_BRIEF_: List, from the lines below, each one with "quale" in it.

------ MATERIAL FOR THE TASK ------

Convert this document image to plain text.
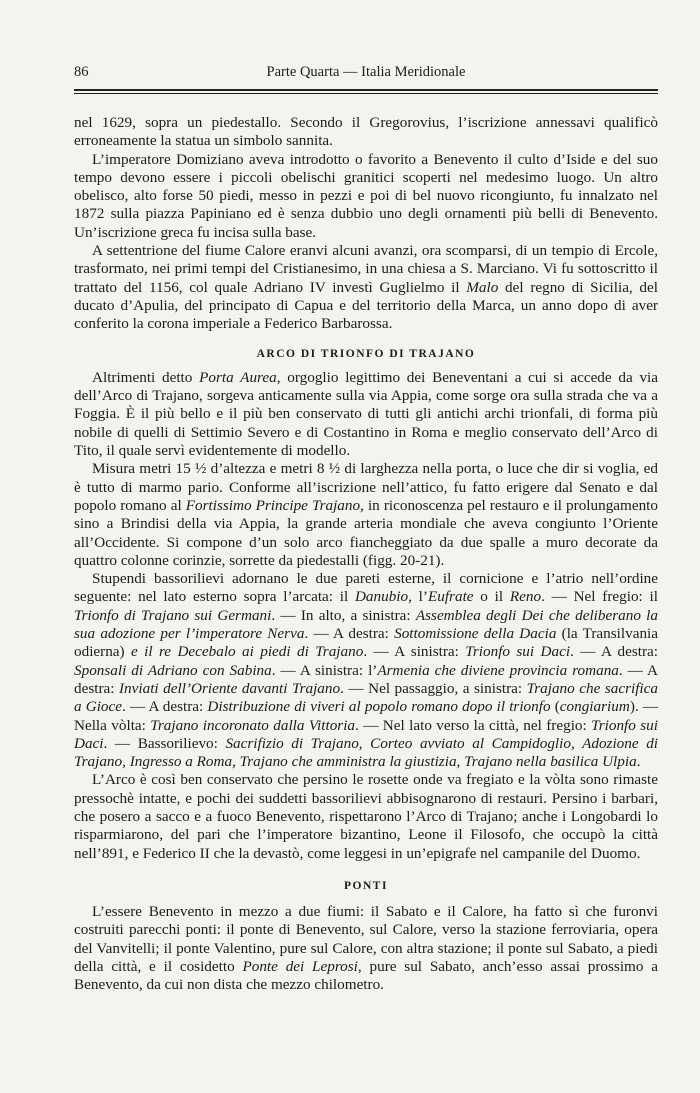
86	Parte Quarta — Italia Meridionale

nel 1629, sopra un piedestallo. Secondo il Gregorovius, l’iscrizione annessavi qualificò erroneamente la statua un simbolo sannita.

L’imperatore Domiziano aveva introdotto o favorito a Benevento il culto d’Iside e del suo tempo devono essere i piccoli obelischi granitici scoperti nel medesimo luogo. Un altro obelisco, alto forse 50 piedi, messo in pezzi e poi di bel nuovo ricongiunto, fu innalzato nel 1872 sulla piazza Papiniano ed è senza dubbio uno degli ornamenti più belli di Benevento. Un’iscrizione greca fu incisa sulla base.

A settentrione del fiume Calore eranvi alcuni avanzi, ora scomparsi, di un tempio di Ercole, trasformato, nei primi tempi del Cristianesimo, in una chiesa a S. Marciano. Vi fu sottoscritto il trattato del 1156, col quale Adriano IV investì Guglielmo il Malo del regno di Sicilia, del ducato d’Apulia, del principato di Capua e del territorio della Marca, un anno dopo di aver conferito la corona imperiale a Federico Barbarossa.

ARCO DI TRIONFO DI TRAJANO

Altrimenti detto Porta Aurea, orgoglio legittimo dei Beneventani a cui si accede da via dell’Arco di Trajano, sorgeva anticamente sulla via Appia, come sorge ora sulla strada che va a Foggia. È il più bello e il più ben conservato di tutti gli antichi archi trionfali, di forma più nobile di quelli di Settimio Severo e di Costantino in Roma e meglio conservato dell’Arco di Tito, il quale servì evidentemente di modello.

Misura metri 15 ½ d’altezza e metri 8 ½ di larghezza nella porta, o luce che dir si voglia, ed è tutto di marmo pario. Conforme all’iscrizione nell’attico, fu fatto erigere dal Senato e dal popolo romano al Fortissimo Principe Trajano, in riconoscenza pel restauro e il prolungamento sino a Brindisi della via Appia, la grande arteria mondiale che aveva congiunto l’Oriente all’Occidente. Si compone d’un solo arco fiancheggiato da due spalle a muro decorate da quattro colonne corinzie, sorrette da piedestalli (figg. 20-21).

Stupendi bassorilievi adornano le due pareti esterne, il cornicione e l’atrio nell’ordine seguente: nel lato esterno sopra l’arcata: il Danubio, l’Eufrate o il Reno. — Nel fregio: il Trionfo di Trajano sui Germani. — In alto, a sinistra: Assemblea degli Dei che deliberano la sua adozione per l’imperatore Nerva. — A destra: Sottomissione della Dacia (la Transilvania odierna) e il re Decebalo ai piedi di Trajano. — A sinistra: Trionfo sui Daci. — A destra: Sponsali di Adriano con Sabina. — A sinistra: l’Armenia che diviene provincia romana. — A destra: Inviati dell’Oriente davanti Trajano. — Nel passaggio, a sinistra: Trajano che sacrifica a Gioce. — A destra: Distribuzione di viveri al popolo romano dopo il trionfo (congiarium). — Nella vòlta: Trajano incoronato dalla Vittoria. — Nel lato verso la città, nel fregio: Trionfo sui Daci. — Bassorilievo: Sacrifizio di Trajano, Corteo avviato al Campidoglio, Adozione di Trajano, Ingresso a Roma, Trajano che amministra la giustizia, Trajano nella basilica Ulpia.

L’Arco è così ben conservato che persino le rosette onde va fregiato e la vòlta sono rimaste pressochè intatte, e pochi dei suddetti bassorilievi abbisognarono di restauri. Persino i barbari, che posero a sacco e a fuoco Benevento, rispettarono l’Arco di Trajano; anche i Longobardi lo risparmiarono, del pari che l’imperatore bizantino, Leone il Filosofo, che occupò la città nell’891, e Federico II che la devastò, come leggesi in un’epigrafe nel campanile del Duomo.

PONTI

L’essere Benevento in mezzo a due fiumi: il Sabato e il Calore, ha fatto sì che furonvi costruiti parecchi ponti: il ponte di Benevento, sul Calore, verso la stazione ferroviaria, opera del Vanvitelli; il ponte Valentino, pure sul Calore, con altra stazione; il ponte sul Sabato, a piedi della città, e il cosidetto Ponte dei Leprosi, pure sul Sabato, anch’esso assai prossimo a Benevento, da cui non dista che mezzo chilometro.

------

_OUTPUT BELOW_:
A settentrione del fiume Calore eranvi alcuni avanzi, ora scomparsi, di un tempio di Ercole, trasformato, nei primi tempi del Cristianesimo, in una chiesa a S. Marciano. Vi fu sottoscritto il trattato del 1156, col quale Adriano IV investì Guglielmo il Malo del regno di Sicilia, del ducato d’Apulia, del principato di Capua e del territorio della Marca, un anno dopo di aver conferito la corona imperiale a Federico Barbarossa.
Altrimenti detto Porta Aurea, orgoglio legittimo dei Beneventani a cui si accede da via dell’Arco di Trajano, sorgeva anticamente sulla via Appia, come sorge ora sulla strada che va a Foggia. È il più bello e il più ben conservato di tutti gli antichi archi trionfali, di forma più nobile di quelli di Settimio Severo e di Costantino in Roma e meglio conservato dell’Arco di Tito, il quale servì evidentemente di modello.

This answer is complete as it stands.